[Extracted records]
********************

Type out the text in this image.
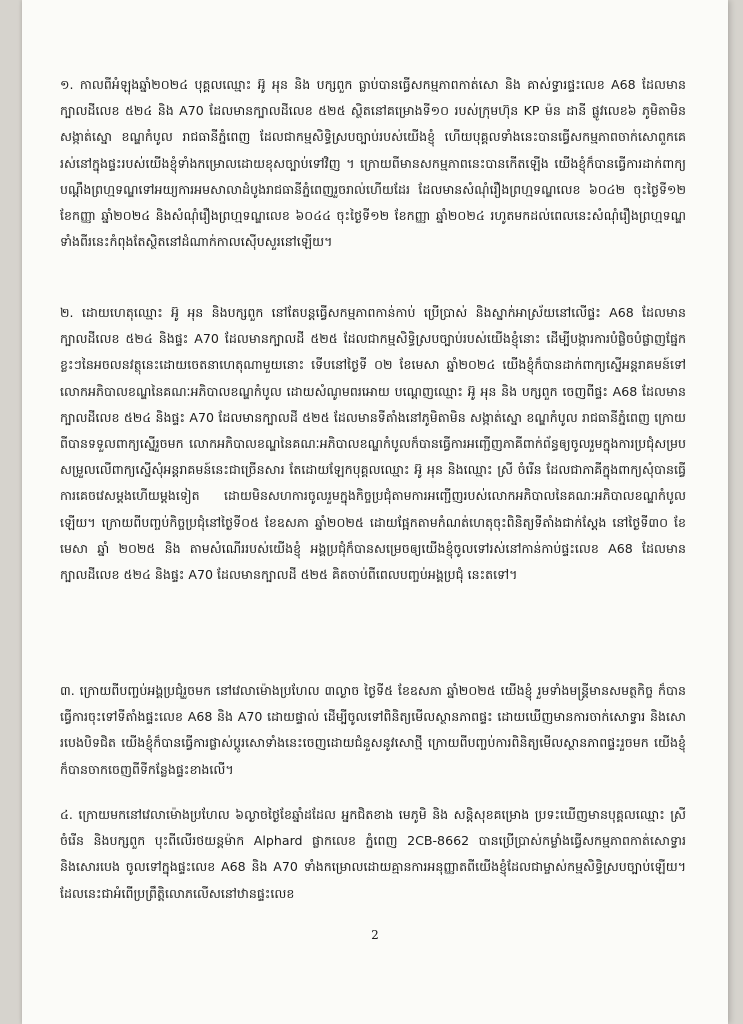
១. កាលពីអំឡុងឆ្នាំ២០២៤ បុគ្គលឈ្មោះ អ៊ូ អុន និង បក្សពួក ធ្លាប់បានធ្វើសកម្មភាពកាត់សោ និង គាស់ទ្វារផ្ទះលេខ A68 ដែលមានក្បាលដីលេខ ៥២៤ និង A70 ដែលមានក្បាលដីលេខ ៥២៥ ស្ថិតនៅគម្រោងទី១០ របស់ក្រុមហ៊ុន KP ម៉ន ដានី ផ្លូវលេខ៦ ភូមិតាមិន សង្កាត់ស្នោ ខណ្ឌកំបូល រាជធានីភ្នំពេញ ដែលជាកម្មសិទ្ធិស្របច្បាប់របស់យើងខ្ញុំ ហើយបុគ្គលទាំងនេះបានធ្វើសកម្មភាពចាក់សោពួកគេរស់នៅក្នុងផ្ទះរបស់យើងខ្ញុំទាំងកម្រោលដោយខុសច្បាប់ទៅវិញ ។ ក្រោយពីមានសកម្មភាពនេះបានកើតឡើង យើងខ្ញុំក៏បានធ្វើការដាក់ពាក្យបណ្តឹងព្រហ្មទណ្ឌទៅអយ្យការអមសាលាដំបូងរាជធានីភ្នំពេញរួចរាល់ហើយដែរ ដែលមានសំណុំរឿងព្រហ្មទណ្ឌលេខ ៦០៤២ ចុះថ្ងៃទី១២ ខែកញ្ញា ឆ្នាំ២០២៤ និងសំណុំរឿងព្រហ្មទណ្ឌលេខ ៦០៤៤ ចុះថ្ងៃទី១២ ខែកញ្ញា ឆ្នាំ២០២៤ រហូតមកដល់ពេលនេះសំណុំរឿងព្រហ្មទណ្ឌទាំងពីរនេះកំពុងតែស្ថិតនៅដំណាក់កាលស៊ើបសួរនៅឡើយ។
២. ដោយហេតុឈ្មោះ អ៊ូ អុន និងបក្សពួក នៅតែបន្តធ្វើសកម្មភាពកាន់កាប់ ប្រើប្រាស់ និងស្នាក់អាស្រ័យនៅលើផ្ទះ A68 ដែលមានក្បាលដីលេខ ៥២៤ និងផ្ទះ A70 ដែលមានក្បាលដី ៥២៥ ដែលជាកម្មសិទ្ធិស្របច្បាប់របស់យើងខ្ញុំនោះ ដើម្បីបង្ការការបំផ្លិចបំផ្លាញផ្នែកខ្លះៗនៃអចលនវត្ថុនេះដោយចេតនាហេតុណាមួយនោះ ទើបនៅថ្ងៃទី ០២ ខែមេសា ឆ្នាំ២០២៤ យើងខ្ញុំក៏បានដាក់ពាក្យស្នើអន្តរាគមន៍ទៅលោកអភិបាលខណ្ឌនៃគណៈអភិបាលខណ្ឌកំបូល ដោយសំណូមពរអោយ បណ្តេញឈ្មោះ អ៊ូ អុន និង បក្សពួក ចេញពីផ្ទះ A68 ដែលមានក្បាលដីលេខ ៥២៤ និងផ្ទះ A70 ដែលមានក្បាលដី ៥២៥ ដែលមានទីតាំងនៅភូមិតាមិន សង្កាត់ស្នោ ខណ្ឌកំបូល រាជធានីភ្នំពេញ ក្រោយពីបានទទួលពាក្យស្នើរួចមក លោកអភិបាលខណ្ឌនៃគណៈអភិបាលខណ្ឌកំបូលក៏បានធ្វើការអញ្ជើញភាគីពាក់ព័ន្ធឲ្យចូលរួមក្នុងការប្រជុំសម្របសម្រួលលើពាក្យស្នើសុំអន្តរាគមន៍នេះជាច្រើនសារ តែដោយឡែកបុគ្គលឈ្មោះ អ៊ូ អុន និងឈ្មោះ ស្រី ចំរើន ដែលជាភាគីក្នុងពាក្យសុំបានធ្វើការគេចវេសម្តងហើយម្តងទៀត ដោយមិនសហការចូលរួមក្នុងកិច្ចប្រជុំតាមការអញ្ជើញរបស់លោកអភិបាលនៃគណៈអភិបាលខណ្ឌកំបូលឡើយ។ ក្រោយពីបញ្ចប់កិច្ចប្រជុំនៅថ្ងៃទី០៥ ខែឧសភា ឆ្នាំ២០២៥ ដោយផ្អែកតាមកំណត់ហេតុចុះពិនិត្យទីតាំងជាក់ស្តែង នៅថ្ងៃទី៣០ ខែមេសា ឆ្នាំ ២០២៥ និង តាមសំណើររបស់យើងខ្ញុំ អង្គប្រជុំក៏បានសម្រេចឲ្យយើងខ្ញុំចូលទៅរស់នៅកាន់កាប់ផ្ទះលេខ A68 ដែលមានក្បាលដីលេខ ៥២៤ និងផ្ទះ A70 ដែលមានក្បាលដី ៥២៥ គិតចាប់ពីពេលបញ្ចប់អង្គប្រជុំ នេះតទៅ។
៣. ក្រោយពីបញ្ចប់អង្គប្រជុំរួចមក នៅវេលាម៉ោងប្រហែល ៣ល្ងាច ថ្ងៃទី៥ ខែឧសភា ឆ្នាំ២០២៥ យើងខ្ញុំ រួមទាំងមន្ត្រីមានសមត្ថកិច្ច ក៏បានធ្វើការចុះទៅទីតាំងផ្ទះលេខ A68 និង A70 ដោយផ្ទាល់ ដើម្បីចូលទៅពិនិត្យមើលស្ថានភាពផ្ទះ ដោយឃើញមានការចាក់សោទ្វារ និងសោរបេងបិទជិត យើងខ្ញុំក៏បានធ្វើការផ្លាស់ប្តូរសោទាំងនេះចេញដោយជំនួសនូវសោថ្មី ក្រោយពីបញ្ចប់ការពិនិត្យមើលស្ថានភាពផ្ទះរួចមក យើងខ្ញុំក៏បានចាកចេញពីទីកន្លែងផ្ទះខាងលើ។
៤. ក្រោយមកនៅវេលាម៉ោងប្រហែល ៦ល្ងាចថ្ងៃខែឆ្នាំដដែល អ្នកជិតខាង មេភូមិ និង សន្តិសុខគម្រោង ប្រទះឃើញមានបុគ្គលឈ្មោះ ស្រី ចំរើន និងបក្សពួក បុះពីលើរថយន្តម៉ាក Alphard ផ្លាកលេខ ភ្នំពេញ 2CB-8662 បានប្រើប្រាស់កម្លាំងធ្វើសកម្មភាពកាត់សោទ្វារ និងសោរបេង ចូលទៅក្នុងផ្ទះលេខ A68 និង A70 ទាំងកម្រោលដោយគ្មានការអនុញ្ញាតពីយើងខ្ញុំដែលជាម្ចាស់កម្មសិទ្ធិស្របច្បាប់ឡើយ។ ដែលនេះជាអំពើប្រព្រឹត្តិលោភលើសនៅឋានផ្ទះលេខ
2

********************

REQUIRED TASK –
The entries above should be reproduced exactly, without their pictures.

ANSWER –
Type out the text in this image.
១. កាលពីអំឡុងឆ្នាំ២០២៤ បុគ្គលឈ្មោះ អ៊ូ អុន និង បក្សពួក ធ្លាប់បានធ្វើសកម្មភាពកាត់សោ និង គាស់ទ្វារផ្ទះលេខ A68 ដែលមានក្បាលដីលេខ ៥២៤ និង A70 ដែលមានក្បាលដីលេខ ៥២៥ ស្ថិតនៅគម្រោងទី១០ របស់ក្រុមហ៊ុន KP ម៉ន ដានី ផ្លូវលេខ៦ ភូមិតាមិន សង្កាត់ស្នោ ខណ្ឌកំបូល រាជធានីភ្នំពេញ ដែលជាកម្មសិទ្ធិស្របច្បាប់របស់យើងខ្ញុំ ហើយបុគ្គលទាំងនេះបានធ្វើសកម្មភាពចាក់សោពួកគេរស់នៅក្នុងផ្ទះរបស់យើងខ្ញុំទាំងកម្រោលដោយខុសច្បាប់ទៅវិញ ។ ក្រោយពីមានសកម្មភាពនេះបានកើតឡើង យើងខ្ញុំក៏បានធ្វើការដាក់ពាក្យបណ្តឹងព្រហ្មទណ្ឌទៅអយ្យការអមសាលាដំបូងរាជធានីភ្នំពេញរួចរាល់ហើយដែរ ដែលមានសំណុំរឿងព្រហ្មទណ្ឌលេខ ៦០៤២ ចុះថ្ងៃទី១២ ខែកញ្ញា ឆ្នាំ២០២៤ និងសំណុំរឿងព្រហ្មទណ្ឌលេខ ៦០៤៤ ចុះថ្ងៃទី១២ ខែកញ្ញា ឆ្នាំ២០២៤ រហូតមកដល់ពេលនេះសំណុំរឿងព្រហ្មទណ្ឌទាំងពីរនេះកំពុងតែស្ថិតនៅដំណាក់កាលស៊ើបសួរនៅឡើយ។
២. ដោយហេតុឈ្មោះ អ៊ូ អុន និងបក្សពួក នៅតែបន្តធ្វើសកម្មភាពកាន់កាប់ ប្រើប្រាស់ និងស្នាក់អាស្រ័យនៅលើផ្ទះ A68 ដែលមានក្បាលដីលេខ ៥២៤ និងផ្ទះ A70 ដែលមានក្បាលដី ៥២៥ ដែលជាកម្មសិទ្ធិស្របច្បាប់របស់យើងខ្ញុំនោះ ដើម្បីបង្ការការបំផ្លិចបំផ្លាញផ្នែកខ្លះៗនៃអចលនវត្ថុនេះដោយចេតនាហេតុណាមួយនោះ ទើបនៅថ្ងៃទី ០២ ខែមេសា ឆ្នាំ២០២៤ យើងខ្ញុំក៏បានដាក់ពាក្យស្នើអន្តរាគមន៍ទៅលោកអភិបាលខណ្ឌនៃគណៈអភិបាលខណ្ឌកំបូល ដោយសំណូមពរអោយ បណ្តេញឈ្មោះ អ៊ូ អុន និង បក្សពួក ចេញពីផ្ទះ A68 ដែលមានក្បាលដីលេខ ៥២៤ និងផ្ទះ A70 ដែលមានក្បាលដី ៥២៥ ដែលមានទីតាំងនៅភូមិតាមិន សង្កាត់ស្នោ ខណ្ឌកំបូល រាជធានីភ្នំពេញ ក្រោយពីបានទទួលពាក្យស្នើរួចមក លោកអភិបាលខណ្ឌនៃគណៈអភិបាលខណ្ឌកំបូលក៏បានធ្វើការអញ្ជើញភាគីពាក់ព័ន្ធឲ្យចូលរួមក្នុងការប្រជុំសម្របសម្រួលលើពាក្យស្នើសុំអន្តរាគមន៍នេះជាច្រើនសារ តែដោយឡែកបុគ្គលឈ្មោះ អ៊ូ អុន និងឈ្មោះ ស្រី ចំរើន ដែលជាភាគីក្នុងពាក្យសុំបានធ្វើការគេចវេសម្តងហើយម្តងទៀត ដោយមិនសហការចូលរួមក្នុងកិច្ចប្រជុំតាមការអញ្ជើញរបស់លោកអភិបាលនៃគណៈអភិបាលខណ្ឌកំបូលឡើយ។ ក្រោយពីបញ្ចប់កិច្ចប្រជុំនៅថ្ងៃទី០៥ ខែឧសភា ឆ្នាំ២០២៥ ដោយផ្អែកតាមកំណត់ហេតុចុះពិនិត្យទីតាំងជាក់ស្តែង នៅថ្ងៃទី៣០ ខែមេសា ឆ្នាំ ២០២៥ និង តាមសំណើររបស់យើងខ្ញុំ អង្គប្រជុំក៏បានសម្រេចឲ្យយើងខ្ញុំចូលទៅរស់នៅកាន់កាប់ផ្ទះលេខ A68 ដែលមានក្បាលដីលេខ ៥២៤ និងផ្ទះ A70 ដែលមានក្បាលដី ៥២៥ គិតចាប់ពីពេលបញ្ចប់អង្គប្រជុំ នេះតទៅ។
៣. ក្រោយពីបញ្ចប់អង្គប្រជុំរួចមក នៅវេលាម៉ោងប្រហែល ៣ល្ងាច ថ្ងៃទី៥ ខែឧសភា ឆ្នាំ២០២៥ យើងខ្ញុំ រួមទាំងមន្ត្រីមានសមត្ថកិច្ច ក៏បានធ្វើការចុះទៅទីតាំងផ្ទះលេខ A68 និង A70 ដោយផ្ទាល់ ដើម្បីចូលទៅពិនិត្យមើលស្ថានភាពផ្ទះ ដោយឃើញមានការចាក់សោទ្វារ និងសោរបេងបិទជិត យើងខ្ញុំក៏បានធ្វើការផ្លាស់ប្តូរសោទាំងនេះចេញដោយជំនួសនូវសោថ្មី ក្រោយពីបញ្ចប់ការពិនិត្យមើលស្ថានភាពផ្ទះរួចមក យើងខ្ញុំក៏បានចាកចេញពីទីកន្លែងផ្ទះខាងលើ។
៤. ក្រោយមកនៅវេលាម៉ោងប្រហែល ៦ល្ងាចថ្ងៃខែឆ្នាំដដែល អ្នកជិតខាង មេភូមិ និង សន្តិសុខគម្រោង ប្រទះឃើញមានបុគ្គលឈ្មោះ ស្រី ចំរើន និងបក្សពួក បុះពីលើរថយន្តម៉ាក Alphard ផ្លាកលេខ ភ្នំពេញ 2CB-8662 បានប្រើប្រាស់កម្លាំងធ្វើសកម្មភាពកាត់សោទ្វារ និងសោរបេង ចូលទៅក្នុងផ្ទះលេខ A68 និង A70 ទាំងកម្រោលដោយគ្មានការអនុញ្ញាតពីយើងខ្ញុំដែលជាម្ចាស់កម្មសិទ្ធិស្របច្បាប់ឡើយ។ ដែលនេះជាអំពើប្រព្រឹត្តិលោភលើសនៅឋានផ្ទះលេខ
2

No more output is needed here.